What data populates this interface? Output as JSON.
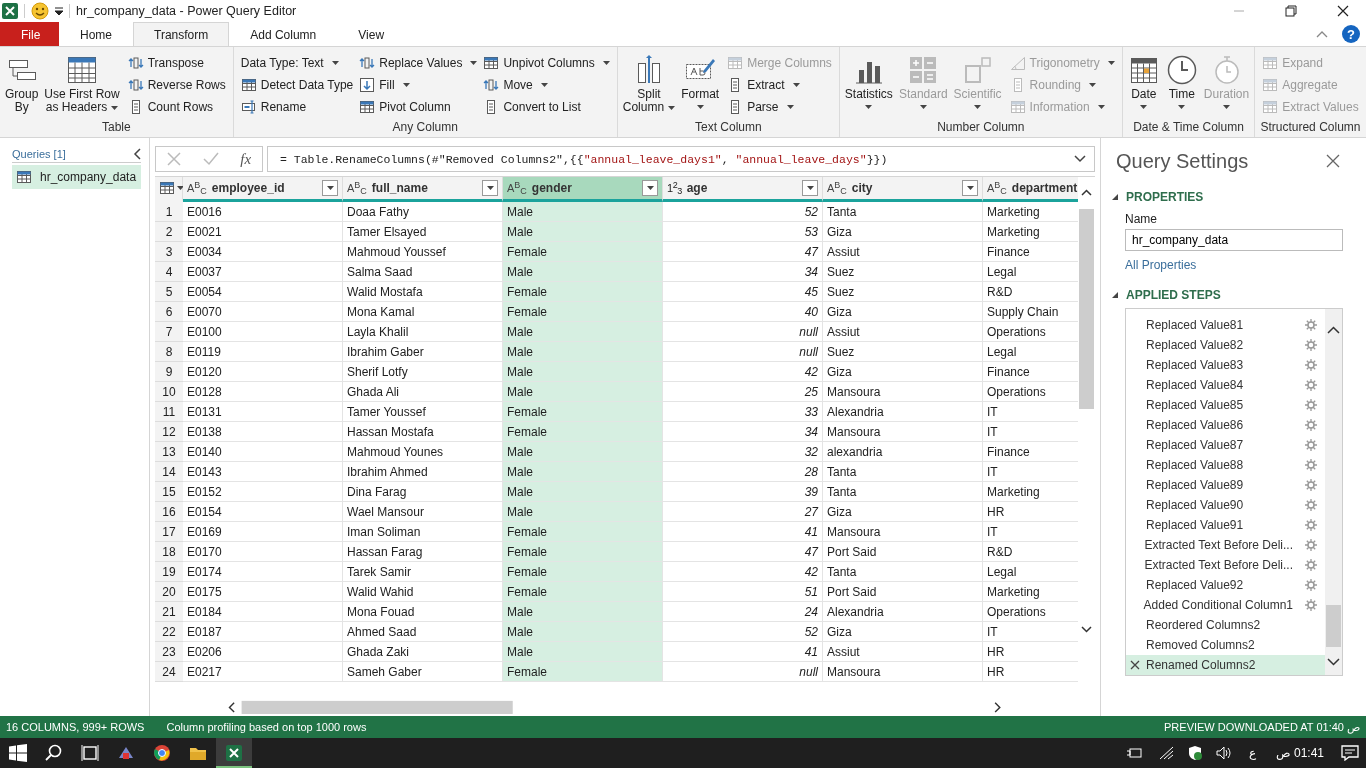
{
  "title_bar": {
    "title": "hr_company_data - Power Query Editor"
  },
  "tabs": [
    {
      "label": "File",
      "kind": "file",
      "selected": false
    },
    {
      "label": "Home",
      "kind": "tab",
      "selected": false
    },
    {
      "label": "Transform",
      "kind": "tab",
      "selected": true
    },
    {
      "label": "Add Column",
      "kind": "tab",
      "selected": false
    },
    {
      "label": "View",
      "kind": "tab",
      "selected": false
    }
  ],
  "help_button": "?",
  "ribbon": {
    "groups": [
      {
        "label": "Table",
        "items": [
          {
            "label": "Group\nBy",
            "kind": "large"
          },
          {
            "label": "Use First Row\nas Headers",
            "kind": "large",
            "dropdown": true
          },
          {
            "label": "Transpose",
            "kind": "small"
          },
          {
            "label": "Reverse Rows",
            "kind": "small"
          },
          {
            "label": "Count Rows",
            "kind": "small"
          }
        ]
      },
      {
        "label": "Any Column",
        "items": [
          {
            "label": "Data Type: Text",
            "kind": "small",
            "dropdown": true
          },
          {
            "label": "Detect Data Type",
            "kind": "small"
          },
          {
            "label": "Rename",
            "kind": "small"
          },
          {
            "label": "Replace Values",
            "kind": "small",
            "dropdown": true
          },
          {
            "label": "Fill",
            "kind": "small",
            "dropdown": true
          },
          {
            "label": "Pivot Column",
            "kind": "small"
          },
          {
            "label": "Unpivot Columns",
            "kind": "small",
            "dropdown": true
          },
          {
            "label": "Move",
            "kind": "small",
            "dropdown": true
          },
          {
            "label": "Convert to List",
            "kind": "small"
          }
        ]
      },
      {
        "label": "Text Column",
        "items": [
          {
            "label": "Split\nColumn",
            "kind": "large",
            "dropdown": true
          },
          {
            "label": "Format",
            "kind": "large",
            "dropdown": true,
            "caret_below": true
          },
          {
            "label": "Merge Columns",
            "kind": "small",
            "disabled": true
          },
          {
            "label": "Extract",
            "kind": "small",
            "dropdown": true
          },
          {
            "label": "Parse",
            "kind": "small",
            "dropdown": true
          }
        ]
      },
      {
        "label": "Number Column",
        "items": [
          {
            "label": "Statistics",
            "kind": "large",
            "dropdown": true,
            "caret_below": true
          },
          {
            "label": "Standard",
            "kind": "large",
            "dropdown": true,
            "caret_below": true,
            "disabled": true
          },
          {
            "label": "Scientific",
            "kind": "large",
            "dropdown": true,
            "caret_below": true,
            "disabled": true
          },
          {
            "label": "Trigonometry",
            "kind": "small",
            "dropdown": true,
            "disabled": true
          },
          {
            "label": "Rounding",
            "kind": "small",
            "dropdown": true,
            "disabled": true
          },
          {
            "label": "Information",
            "kind": "small",
            "dropdown": true,
            "disabled": true
          }
        ]
      },
      {
        "label": "Date & Time Column",
        "items": [
          {
            "label": "Date",
            "kind": "large",
            "dropdown": true,
            "caret_below": true
          },
          {
            "label": "Time",
            "kind": "large",
            "dropdown": true,
            "caret_below": true
          },
          {
            "label": "Duration",
            "kind": "large",
            "dropdown": true,
            "caret_below": true,
            "disabled": true
          }
        ]
      },
      {
        "label": "Structured Column",
        "items": [
          {
            "label": "Expand",
            "kind": "small",
            "disabled": true
          },
          {
            "label": "Aggregate",
            "kind": "small",
            "disabled": true
          },
          {
            "label": "Extract Values",
            "kind": "small",
            "disabled": true
          }
        ]
      }
    ]
  },
  "queries": {
    "header": "Queries [1]",
    "items": [
      {
        "label": "hr_company_data",
        "selected": true
      }
    ]
  },
  "formula_bar": {
    "fx_label": "fx",
    "segments": [
      {
        "text": "= Table.RenameColumns(#\"Removed Columns2\",{{",
        "kind": "code"
      },
      {
        "text": "\"annual_leave_days1\"",
        "kind": "string"
      },
      {
        "text": ", ",
        "kind": "code"
      },
      {
        "text": "\"annual_leave_days\"",
        "kind": "string"
      },
      {
        "text": "}})",
        "kind": "code"
      }
    ]
  },
  "table": {
    "columns": [
      {
        "name": "employee_id",
        "type_label": "ABC",
        "numeric": false,
        "selected": false,
        "filter_button": true
      },
      {
        "name": "full_name",
        "type_label": "ABC",
        "numeric": false,
        "selected": false,
        "filter_button": true
      },
      {
        "name": "gender",
        "type_label": "ABC",
        "numeric": false,
        "selected": true,
        "filter_button": true
      },
      {
        "name": "age",
        "type_label": "123",
        "numeric": true,
        "selected": false,
        "filter_button": true
      },
      {
        "name": "city",
        "type_label": "ABC",
        "numeric": false,
        "selected": false,
        "filter_button": true
      },
      {
        "name": "department",
        "type_label": "ABC",
        "numeric": false,
        "selected": false,
        "filter_button": false
      }
    ],
    "rows": [
      {
        "n": "1",
        "cells": [
          "E0016",
          "Doaa Fathy",
          "Male",
          "52",
          "Tanta",
          "Marketing"
        ]
      },
      {
        "n": "2",
        "cells": [
          "E0021",
          "Tamer Elsayed",
          "Male",
          "53",
          "Giza",
          "Marketing"
        ]
      },
      {
        "n": "3",
        "cells": [
          "E0034",
          "Mahmoud Youssef",
          "Female",
          "47",
          "Assiut",
          "Finance"
        ]
      },
      {
        "n": "4",
        "cells": [
          "E0037",
          "Salma Saad",
          "Male",
          "34",
          "Suez",
          "Legal"
        ]
      },
      {
        "n": "5",
        "cells": [
          "E0054",
          "Walid Mostafa",
          "Female",
          "45",
          "Suez",
          "R&D"
        ]
      },
      {
        "n": "6",
        "cells": [
          "E0070",
          "Mona Kamal",
          "Female",
          "40",
          "Giza",
          "Supply Chain"
        ]
      },
      {
        "n": "7",
        "cells": [
          "E0100",
          "Layla Khalil",
          "Male",
          "null",
          "Assiut",
          "Operations"
        ]
      },
      {
        "n": "8",
        "cells": [
          "E0119",
          "Ibrahim Gaber",
          "Male",
          "null",
          "Suez",
          "Legal"
        ]
      },
      {
        "n": "9",
        "cells": [
          "E0120",
          "Sherif Lotfy",
          "Male",
          "42",
          "Giza",
          "Finance"
        ]
      },
      {
        "n": "10",
        "cells": [
          "E0128",
          "Ghada Ali",
          "Male",
          "25",
          "Mansoura",
          "Operations"
        ]
      },
      {
        "n": "11",
        "cells": [
          "E0131",
          "Tamer Youssef",
          "Female",
          "33",
          "Alexandria",
          "IT"
        ]
      },
      {
        "n": "12",
        "cells": [
          "E0138",
          "Hassan Mostafa",
          "Female",
          "34",
          "Mansoura",
          "IT"
        ]
      },
      {
        "n": "13",
        "cells": [
          "E0140",
          "Mahmoud Younes",
          "Male",
          "32",
          "alexandria",
          "Finance"
        ]
      },
      {
        "n": "14",
        "cells": [
          "E0143",
          "Ibrahim Ahmed",
          "Male",
          "28",
          "Tanta",
          "IT"
        ]
      },
      {
        "n": "15",
        "cells": [
          "E0152",
          "Dina Farag",
          "Male",
          "39",
          "Tanta",
          "Marketing"
        ]
      },
      {
        "n": "16",
        "cells": [
          "E0154",
          "Wael Mansour",
          "Male",
          "27",
          "Giza",
          "HR"
        ]
      },
      {
        "n": "17",
        "cells": [
          "E0169",
          "Iman Soliman",
          "Female",
          "41",
          "Mansoura",
          "IT"
        ]
      },
      {
        "n": "18",
        "cells": [
          "E0170",
          "Hassan Farag",
          "Female",
          "47",
          "Port Said",
          "R&D"
        ]
      },
      {
        "n": "19",
        "cells": [
          "E0174",
          "Tarek Samir",
          "Female",
          "42",
          "Tanta",
          "Legal"
        ]
      },
      {
        "n": "20",
        "cells": [
          "E0175",
          "Walid Wahid",
          "Female",
          "51",
          "Port Said",
          "Marketing"
        ]
      },
      {
        "n": "21",
        "cells": [
          "E0184",
          "Mona Fouad",
          "Male",
          "24",
          "Alexandria",
          "Operations"
        ]
      },
      {
        "n": "22",
        "cells": [
          "E0187",
          "Ahmed Saad",
          "Male",
          "52",
          "Giza",
          "IT"
        ]
      },
      {
        "n": "23",
        "cells": [
          "E0206",
          "Ghada Zaki",
          "Male",
          "41",
          "Assiut",
          "HR"
        ]
      },
      {
        "n": "24",
        "cells": [
          "E0217",
          "Sameh Gaber",
          "Female",
          "null",
          "Mansoura",
          "HR"
        ]
      }
    ]
  },
  "query_settings": {
    "title": "Query Settings",
    "properties_header": "PROPERTIES",
    "name_label": "Name",
    "name_value": "hr_company_data",
    "all_properties": "All Properties",
    "steps_header": "APPLIED STEPS",
    "steps": [
      {
        "label": "Replaced Value81",
        "has_settings": true,
        "selected": false
      },
      {
        "label": "Replaced Value82",
        "has_settings": true,
        "selected": false
      },
      {
        "label": "Replaced Value83",
        "has_settings": true,
        "selected": false
      },
      {
        "label": "Replaced Value84",
        "has_settings": true,
        "selected": false
      },
      {
        "label": "Replaced Value85",
        "has_settings": true,
        "selected": false
      },
      {
        "label": "Replaced Value86",
        "has_settings": true,
        "selected": false
      },
      {
        "label": "Replaced Value87",
        "has_settings": true,
        "selected": false
      },
      {
        "label": "Replaced Value88",
        "has_settings": true,
        "selected": false
      },
      {
        "label": "Replaced Value89",
        "has_settings": true,
        "selected": false
      },
      {
        "label": "Replaced Value90",
        "has_settings": true,
        "selected": false
      },
      {
        "label": "Replaced Value91",
        "has_settings": true,
        "selected": false
      },
      {
        "label": "Extracted Text Before Deli...",
        "has_settings": true,
        "selected": false
      },
      {
        "label": "Extracted Text Before Deli...",
        "has_settings": true,
        "selected": false
      },
      {
        "label": "Replaced Value92",
        "has_settings": true,
        "selected": false
      },
      {
        "label": "Added Conditional Column1",
        "has_settings": true,
        "selected": false
      },
      {
        "label": "Reordered Columns2",
        "has_settings": false,
        "selected": false
      },
      {
        "label": "Removed Columns2",
        "has_settings": false,
        "selected": false
      },
      {
        "label": "Renamed Columns2",
        "has_settings": false,
        "selected": true
      }
    ]
  },
  "status_bar": {
    "left": [
      "16 COLUMNS, 999+ ROWS",
      "Column profiling based on top 1000 rows"
    ],
    "right": "PREVIEW DOWNLOADED AT 01:40 ص"
  },
  "taskbar": {
    "apps": [
      {
        "kind": "start"
      },
      {
        "kind": "search"
      },
      {
        "kind": "taskview"
      },
      {
        "kind": "tool"
      },
      {
        "kind": "browser"
      },
      {
        "kind": "folder"
      },
      {
        "kind": "spreadsheet",
        "active": true
      }
    ],
    "language": "ع",
    "clock": "01:41 ص"
  }
}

*-*-*

### Exercise goal
Identify the lines in the entries above that contain "Values", then copy them out.

### Worked answer
            "label": "Replace Values",
            "label": "Extract Values",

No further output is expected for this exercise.